Dataset items:
** BEGIN **
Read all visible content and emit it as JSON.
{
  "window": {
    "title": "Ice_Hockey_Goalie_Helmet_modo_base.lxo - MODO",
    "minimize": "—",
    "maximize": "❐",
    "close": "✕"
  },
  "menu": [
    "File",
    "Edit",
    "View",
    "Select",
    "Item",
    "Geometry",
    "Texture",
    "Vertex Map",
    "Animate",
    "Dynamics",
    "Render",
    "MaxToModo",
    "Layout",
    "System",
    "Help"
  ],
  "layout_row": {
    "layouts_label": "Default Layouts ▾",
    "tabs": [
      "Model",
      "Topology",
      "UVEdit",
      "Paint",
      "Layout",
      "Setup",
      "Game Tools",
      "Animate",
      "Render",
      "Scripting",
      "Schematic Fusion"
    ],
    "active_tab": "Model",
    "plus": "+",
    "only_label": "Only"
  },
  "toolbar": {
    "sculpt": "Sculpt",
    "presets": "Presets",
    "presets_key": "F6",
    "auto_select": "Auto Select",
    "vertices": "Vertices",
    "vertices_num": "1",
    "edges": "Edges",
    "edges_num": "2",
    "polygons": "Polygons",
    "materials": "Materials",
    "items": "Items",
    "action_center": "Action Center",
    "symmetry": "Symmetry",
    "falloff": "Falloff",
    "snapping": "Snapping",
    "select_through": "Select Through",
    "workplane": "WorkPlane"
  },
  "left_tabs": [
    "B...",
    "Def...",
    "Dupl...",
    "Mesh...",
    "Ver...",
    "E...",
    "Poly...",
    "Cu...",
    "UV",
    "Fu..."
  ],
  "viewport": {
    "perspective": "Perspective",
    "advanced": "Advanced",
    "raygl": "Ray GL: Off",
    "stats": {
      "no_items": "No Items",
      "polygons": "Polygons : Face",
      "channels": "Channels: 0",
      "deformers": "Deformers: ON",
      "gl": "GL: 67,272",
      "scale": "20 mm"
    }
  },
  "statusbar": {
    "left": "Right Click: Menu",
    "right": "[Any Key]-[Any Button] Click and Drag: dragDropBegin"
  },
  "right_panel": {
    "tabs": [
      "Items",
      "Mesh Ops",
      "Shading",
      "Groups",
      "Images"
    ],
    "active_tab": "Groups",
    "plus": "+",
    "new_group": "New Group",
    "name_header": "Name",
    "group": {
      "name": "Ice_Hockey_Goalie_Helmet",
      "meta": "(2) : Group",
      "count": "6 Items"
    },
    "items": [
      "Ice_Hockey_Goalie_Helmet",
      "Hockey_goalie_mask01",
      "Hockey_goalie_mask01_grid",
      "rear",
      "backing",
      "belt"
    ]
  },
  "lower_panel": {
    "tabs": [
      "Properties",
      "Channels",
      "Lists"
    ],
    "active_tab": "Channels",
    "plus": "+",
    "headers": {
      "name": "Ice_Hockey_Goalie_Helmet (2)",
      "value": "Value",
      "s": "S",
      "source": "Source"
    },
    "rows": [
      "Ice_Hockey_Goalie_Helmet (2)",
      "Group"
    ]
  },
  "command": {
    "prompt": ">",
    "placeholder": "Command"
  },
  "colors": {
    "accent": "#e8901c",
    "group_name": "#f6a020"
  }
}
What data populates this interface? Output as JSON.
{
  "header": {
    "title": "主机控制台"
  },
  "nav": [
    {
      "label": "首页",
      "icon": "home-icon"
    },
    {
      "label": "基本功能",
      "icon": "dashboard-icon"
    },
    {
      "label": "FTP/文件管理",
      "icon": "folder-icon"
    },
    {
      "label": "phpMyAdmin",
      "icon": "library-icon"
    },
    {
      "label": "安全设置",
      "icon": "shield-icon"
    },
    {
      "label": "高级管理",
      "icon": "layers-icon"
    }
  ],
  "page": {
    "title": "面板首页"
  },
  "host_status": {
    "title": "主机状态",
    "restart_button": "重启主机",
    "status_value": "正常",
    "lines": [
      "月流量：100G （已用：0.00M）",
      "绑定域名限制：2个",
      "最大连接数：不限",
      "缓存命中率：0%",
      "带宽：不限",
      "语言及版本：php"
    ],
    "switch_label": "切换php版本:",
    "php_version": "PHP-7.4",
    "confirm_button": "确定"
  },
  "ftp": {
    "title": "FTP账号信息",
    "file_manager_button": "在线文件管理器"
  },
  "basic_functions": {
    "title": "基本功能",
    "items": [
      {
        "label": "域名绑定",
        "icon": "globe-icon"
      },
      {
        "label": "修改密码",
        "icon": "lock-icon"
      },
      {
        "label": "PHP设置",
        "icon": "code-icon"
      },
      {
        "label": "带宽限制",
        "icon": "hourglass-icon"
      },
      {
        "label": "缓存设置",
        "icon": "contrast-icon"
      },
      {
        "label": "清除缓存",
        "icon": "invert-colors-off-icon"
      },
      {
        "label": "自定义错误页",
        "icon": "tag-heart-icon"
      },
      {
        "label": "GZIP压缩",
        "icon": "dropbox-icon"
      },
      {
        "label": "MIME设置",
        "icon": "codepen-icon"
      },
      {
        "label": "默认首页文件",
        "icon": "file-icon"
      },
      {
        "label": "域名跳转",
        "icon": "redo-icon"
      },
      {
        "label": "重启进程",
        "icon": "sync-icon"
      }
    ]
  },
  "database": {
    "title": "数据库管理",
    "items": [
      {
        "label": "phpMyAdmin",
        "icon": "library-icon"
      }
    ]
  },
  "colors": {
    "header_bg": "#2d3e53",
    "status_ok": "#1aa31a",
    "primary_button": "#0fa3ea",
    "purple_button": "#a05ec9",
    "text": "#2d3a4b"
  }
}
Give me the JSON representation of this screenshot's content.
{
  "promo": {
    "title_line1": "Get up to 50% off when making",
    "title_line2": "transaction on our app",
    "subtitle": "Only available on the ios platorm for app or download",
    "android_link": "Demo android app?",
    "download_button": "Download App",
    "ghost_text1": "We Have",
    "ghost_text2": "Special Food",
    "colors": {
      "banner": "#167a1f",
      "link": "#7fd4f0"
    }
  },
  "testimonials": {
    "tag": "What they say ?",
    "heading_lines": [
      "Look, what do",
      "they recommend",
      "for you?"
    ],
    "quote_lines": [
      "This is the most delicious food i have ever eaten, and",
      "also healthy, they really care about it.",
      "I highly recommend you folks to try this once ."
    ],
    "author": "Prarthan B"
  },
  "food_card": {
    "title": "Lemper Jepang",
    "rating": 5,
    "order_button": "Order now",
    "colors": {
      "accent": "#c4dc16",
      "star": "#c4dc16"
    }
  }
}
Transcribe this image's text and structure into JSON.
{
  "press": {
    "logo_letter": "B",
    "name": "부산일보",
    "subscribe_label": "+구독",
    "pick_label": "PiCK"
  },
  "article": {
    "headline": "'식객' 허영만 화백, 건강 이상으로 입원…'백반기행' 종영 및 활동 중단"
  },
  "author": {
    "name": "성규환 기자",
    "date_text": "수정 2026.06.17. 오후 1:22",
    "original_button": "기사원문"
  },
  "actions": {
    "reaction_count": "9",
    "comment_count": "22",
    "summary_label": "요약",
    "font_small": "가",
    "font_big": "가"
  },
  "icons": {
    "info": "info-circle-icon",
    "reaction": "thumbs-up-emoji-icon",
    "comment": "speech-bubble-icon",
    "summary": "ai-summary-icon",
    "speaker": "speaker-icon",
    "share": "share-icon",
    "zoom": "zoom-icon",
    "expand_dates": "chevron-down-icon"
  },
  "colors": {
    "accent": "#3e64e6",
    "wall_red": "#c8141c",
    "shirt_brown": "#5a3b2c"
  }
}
** END **
The exercise:
Repeat back the data above, exact to the last character.

Right answer:
Read all visible content and emit it as JSON.
{
  "window": {
    "title": "Ice_Hockey_Goalie_Helmet_modo_base.lxo - MODO",
    "minimize": "—",
    "maximize": "❐",
    "close": "✕"
  },
  "menu": [
    "File",
    "Edit",
    "View",
    "Select",
    "Item",
    "Geometry",
    "Texture",
    "Vertex Map",
    "Animate",
    "Dynamics",
    "Render",
    "MaxToModo",
    "Layout",
    "System",
    "Help"
  ],
  "layout_row": {
    "layouts_label": "Default Layouts ▾",
    "tabs": [
      "Model",
      "Topology",
      "UVEdit",
      "Paint",
      "Layout",
      "Setup",
      "Game Tools",
      "Animate",
      "Render",
      "Scripting",
      "Schematic Fusion"
    ],
    "active_tab": "Model",
    "plus": "+",
    "only_label": "Only"
  },
  "toolbar": {
    "sculpt": "Sculpt",
    "presets": "Presets",
    "presets_key": "F6",
    "auto_select": "Auto Select",
    "vertices": "Vertices",
    "vertices_num": "1",
    "edges": "Edges",
    "edges_num": "2",
    "polygons": "Polygons",
    "materials": "Materials",
    "items": "Items",
    "action_center": "Action Center",
    "symmetry": "Symmetry",
    "falloff": "Falloff",
    "snapping": "Snapping",
    "select_through": "Select Through",
    "workplane": "WorkPlane"
  },
  "left_tabs": [
    "B...",
    "Def...",
    "Dupl...",
    "Mesh...",
    "Ver...",
    "E...",
    "Poly...",
    "Cu...",
    "UV",
    "Fu..."
  ],
  "viewport": {
    "perspective": "Perspective",
    "advanced": "Advanced",
    "raygl": "Ray GL: Off",
    "stats": {
      "no_items": "No Items",
      "polygons": "Polygons : Face",
      "channels": "Channels: 0",
      "deformers": "Deformers: ON",
      "gl": "GL: 67,272",
      "scale": "20 mm"
    }
  },
  "statusbar": {
    "left": "Right Click: Menu",
    "right": "[Any Key]-[Any Button] Click and Drag: dragDropBegin"
  },
  "right_panel": {
    "tabs": [
      "Items",
      "Mesh Ops",
      "Shading",
      "Groups",
      "Images"
    ],
    "active_tab": "Groups",
    "plus": "+",
    "new_group": "New Group",
    "name_header": "Name",
    "group": {
      "name": "Ice_Hockey_Goalie_Helmet",
      "meta": "(2) : Group",
      "count": "6 Items"
    },
    "items": [
      "Ice_Hockey_Goalie_Helmet",
      "Hockey_goalie_mask01",
      "Hockey_goalie_mask01_grid",
      "rear",
      "backing",
      "belt"
    ]
  },
  "lower_panel": {
    "tabs": [
      "Properties",
      "Channels",
      "Lists"
    ],
    "active_tab": "Channels",
    "plus": "+",
    "headers": {
      "name": "Ice_Hockey_Goalie_Helmet (2)",
      "value": "Value",
      "s": "S",
      "source": "Source"
    },
    "rows": [
      "Ice_Hockey_Goalie_Helmet (2)",
      "Group"
    ]
  },
  "command": {
    "prompt": ">",
    "placeholder": "Command"
  },
  "colors": {
    "accent": "#e8901c",
    "group_name": "#f6a020"
  }
}
What data populates this interface? Output as JSON.
{
  "header": {
    "title": "主机控制台"
  },
  "nav": [
    {
      "label": "首页",
      "icon": "home-icon"
    },
    {
      "label": "基本功能",
      "icon": "dashboard-icon"
    },
    {
      "label": "FTP/文件管理",
      "icon": "folder-icon"
    },
    {
      "label": "phpMyAdmin",
      "icon": "library-icon"
    },
    {
      "label": "安全设置",
      "icon": "shield-icon"
    },
    {
      "label": "高级管理",
      "icon": "layers-icon"
    }
  ],
  "page": {
    "title": "面板首页"
  },
  "host_status": {
    "title": "主机状态",
    "restart_button": "重启主机",
    "status_value": "正常",
    "lines": [
      "月流量：100G （已用：0.00M）",
      "绑定域名限制：2个",
      "最大连接数：不限",
      "缓存命中率：0%",
      "带宽：不限",
      "语言及版本：php"
    ],
    "switch_label": "切换php版本:",
    "php_version": "PHP-7.4",
    "confirm_button": "确定"
  },
  "ftp": {
    "title": "FTP账号信息",
    "file_manager_button": "在线文件管理器"
  },
  "basic_functions": {
    "title": "基本功能",
    "items": [
      {
        "label": "域名绑定",
        "icon": "globe-icon"
      },
      {
        "label": "修改密码",
        "icon": "lock-icon"
      },
      {
        "label": "PHP设置",
        "icon": "code-icon"
      },
      {
        "label": "带宽限制",
        "icon": "hourglass-icon"
      },
      {
        "label": "缓存设置",
        "icon": "contrast-icon"
      },
      {
        "label": "清除缓存",
        "icon": "invert-colors-off-icon"
      },
      {
        "label": "自定义错误页",
        "icon": "tag-heart-icon"
      },
      {
        "label": "GZIP压缩",
        "icon": "dropbox-icon"
      },
      {
        "label": "MIME设置",
        "icon": "codepen-icon"
      },
      {
        "label": "默认首页文件",
        "icon": "file-icon"
      },
      {
        "label": "域名跳转",
        "icon": "redo-icon"
      },
      {
        "label": "重启进程",
        "icon": "sync-icon"
      }
    ]
  },
  "database": {
    "title": "数据库管理",
    "items": [
      {
        "label": "phpMyAdmin",
        "icon": "library-icon"
      }
    ]
  },
  "colors": {
    "header_bg": "#2d3e53",
    "status_ok": "#1aa31a",
    "primary_button": "#0fa3ea",
    "purple_button": "#a05ec9",
    "text": "#2d3a4b"
  }
}
Give me the JSON representation of this screenshot's content.
{
  "promo": {
    "title_line1": "Get up to 50% off when making",
    "title_line2": "transaction on our app",
    "subtitle": "Only available on the ios platorm for app or download",
    "android_link": "Demo android app?",
    "download_button": "Download App",
    "ghost_text1": "We Have",
    "ghost_text2": "Special Food",
    "colors": {
      "banner": "#167a1f",
      "link": "#7fd4f0"
    }
  },
  "testimonials": {
    "tag": "What they say ?",
    "heading_lines": [
      "Look, what do",
      "they recommend",
      "for you?"
    ],
    "quote_lines": [
      "This is the most delicious food i have ever eaten, and",
      "also healthy, they really care about it.",
      "I highly recommend you folks to try this once ."
    ],
    "author": "Prarthan B"
  },
  "food_card": {
    "title": "Lemper Jepang",
    "rating": 5,
    "order_button": "Order now",
    "colors": {
      "accent": "#c4dc16",
      "star": "#c4dc16"
    }
  }
}
Transcribe this image's text and structure into JSON.
{
  "press": {
    "logo_letter": "B",
    "name": "부산일보",
    "subscribe_label": "+구독",
    "pick_label": "PiCK"
  },
  "article": {
    "headline": "'식객' 허영만 화백, 건강 이상으로 입원…'백반기행' 종영 및 활동 중단"
  },
  "author": {
    "name": "성규환 기자",
    "date_text": "수정 2026.06.17. 오후 1:22",
    "original_button": "기사원문"
  },
  "actions": {
    "reaction_count": "9",
    "comment_count": "22",
    "summary_label": "요약",
    "font_small": "가",
    "font_big": "가"
  },
  "icons": {
    "info": "info-circle-icon",
    "reaction": "thumbs-up-emoji-icon",
    "comment": "speech-bubble-icon",
    "summary": "ai-summary-icon",
    "speaker": "speaker-icon",
    "share": "share-icon",
    "zoom": "zoom-icon",
    "expand_dates": "chevron-down-icon"
  },
  "colors": {
    "accent": "#3e64e6",
    "wall_red": "#c8141c",
    "shirt_brown": "#5a3b2c"
  }
}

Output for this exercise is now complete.